> **What the exercise asks**: Extract from the listing each line in which the word "radionucléides" appears.

[Stored records]
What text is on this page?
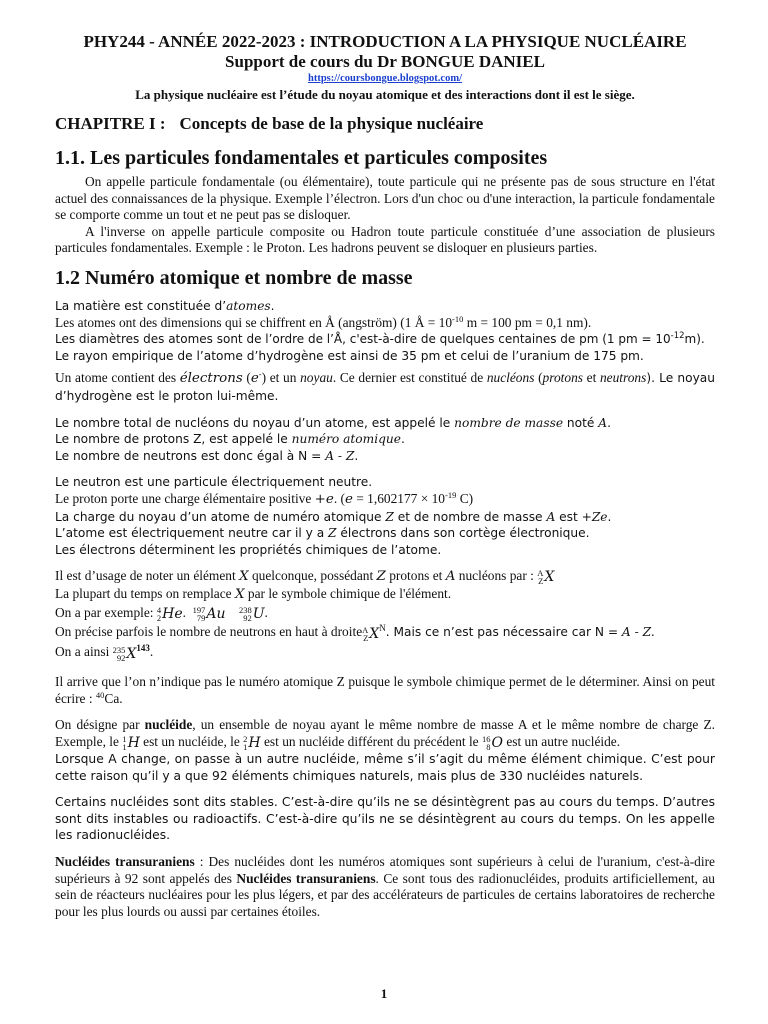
PHY244 - ANNÉE 2022-2023 : INTRODUCTION A LA PHYSIQUE NUCLÉAIRE
Support de cours du Dr BONGUE DANIEL
https://coursbongue.blogspot.com/
La physique nucléaire est l’étude du noyau atomique et des interactions dont il est le siège.
CHAPITRE I : Concepts de base de la physique nucléaire
1.1. Les particules fondamentales et particules composites

On appelle particule fondamentale (ou élémentaire), toute particule qui ne présente pas de sous structure en l'état actuel des connaissances de la physique. Exemple l’électron. Lors d'un choc ou d'une interaction, la particule fondamentale se comporte comme un tout et ne peut pas se disloquer.

A l'inverse on appelle particule composite ou Hadron toute particule constituée d’une association de plusieurs particules fondamentales. Exemple : le Proton. Les hadrons peuvent se disloquer en plusieurs parties.

1.2 Numéro atomique et nombre de masse
La matière est constituée d’atomes.
Les atomes ont des dimensions qui se chiffrent en Å (angström) (1 Å = $10^{-10}$ m = 100 pm = 0,1 nm).
Les diamètres des atomes sont de l’ordre de l’Å, c'est-à-dire de quelques centaines de pm (1 pm = $10^{-12}m$).
Le rayon empirique de l’atome d’hydrogène est ainsi de 35 pm et celui de l’uranium de 175 pm.

Un atome contient des électrons (e-) et un noyau. Ce dernier est constitué de nucléons (protons et neutrons). Le noyau d’hydrogène est le proton lui-même.

Le nombre total de nucléons du noyau d’un atome, est appelé le nombre de masse noté A.
Le nombre de protons Z, est appelé le numéro atomique.
Le nombre de neutrons est donc égal à N = A - Z.
Le neutron est une particule électriquement neutre.
Le proton porte une charge élémentaire positive +e. ($e = 1,602177 \times 10^{-19}$ C)
La charge du noyau d’un atome de numéro atomique Z et de nombre de masse A est +Ze.
L’atome est électriquement neutre car il y a Z électrons dans son cortège électronique.
Les électrons déterminent les propriétés chimiques de l’atome.
Il est d’usage de noter un élément X quelconque, possédant Z protons et A nucléons par : A
Z X
La plupart du temps on remplace X par le symbole chimique de l'élément.
On a par exemple: 4
2 He. 197
79 Au 238
92 U.
On précise parfois le nombre de neutrons en haut à droite A
Z $X^N$. Mais ce n’est pas nécessaire car N = A - Z.
On a ainsi 235
92 $X^{143}$.

Il arrive que l’on n’indique pas le numéro atomique Z puisque le symbole chimique permet de le déterminer. Ainsi on peut écrire : $^{40}$Ca.

On désigne par nucléide, un ensemble de noyau ayant le même nombre de masse A et le même nombre de charge Z. Exemple, le 1
1 H est un nucléide, le 2
1 H est un nucléide différent du précédent le 16
8 O est un autre nucléide.

Lorsque A change, on passe à un autre nucléide, même s’il s’agit du même élément chimique. C’est pour cette raison qu’il y a que 92 éléments chimiques naturels, mais plus de 330 nucléides naturels.

Certains nucléides sont dits stables. C’est-à-dire qu’ils ne se désintègrent pas au cours du temps. D’autres sont dits instables ou radioactifs. C’est-à-dire qu’ils ne se désintègrent au cours du temps. On les appelle les radionucléides.

Nucléides transuraniens : Des nucléides dont les numéros atomiques sont supérieurs à celui de l'uranium, c'est-à-dire supérieurs à 92 sont appelés des Nucléides transuraniens. Ce sont tous des radionucléides, produits artificiellement, au sein de réacteurs nucléaires pour les plus légers, et par des accélérateurs de particules de certains laboratoires de recherche pour les plus lourds ou aussi par certaines étoiles.

1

> **Answer for this exercise**:
Certains nucléides sont dits stables. C’est-à-dire qu’ils ne se désintègrent pas au cours du temps. D’autres sont dits instables ou radioactifs. C’est-à-dire qu’ils ne se désintègrent au cours du temps. On les appelle les radionucléides.
Nucléides transuraniens : Des nucléides dont les numéros atomiques sont supérieurs à celui de l'uranium, c'est-à-dire supérieurs à 92 sont appelés des Nucléides transuraniens. Ce sont tous des radionucléides, produits artificiellement, au sein de réacteurs nucléaires pour les plus légers, et par des accélérateurs de particules de certains laboratoires de recherche pour les plus lourds ou aussi par certaines étoiles.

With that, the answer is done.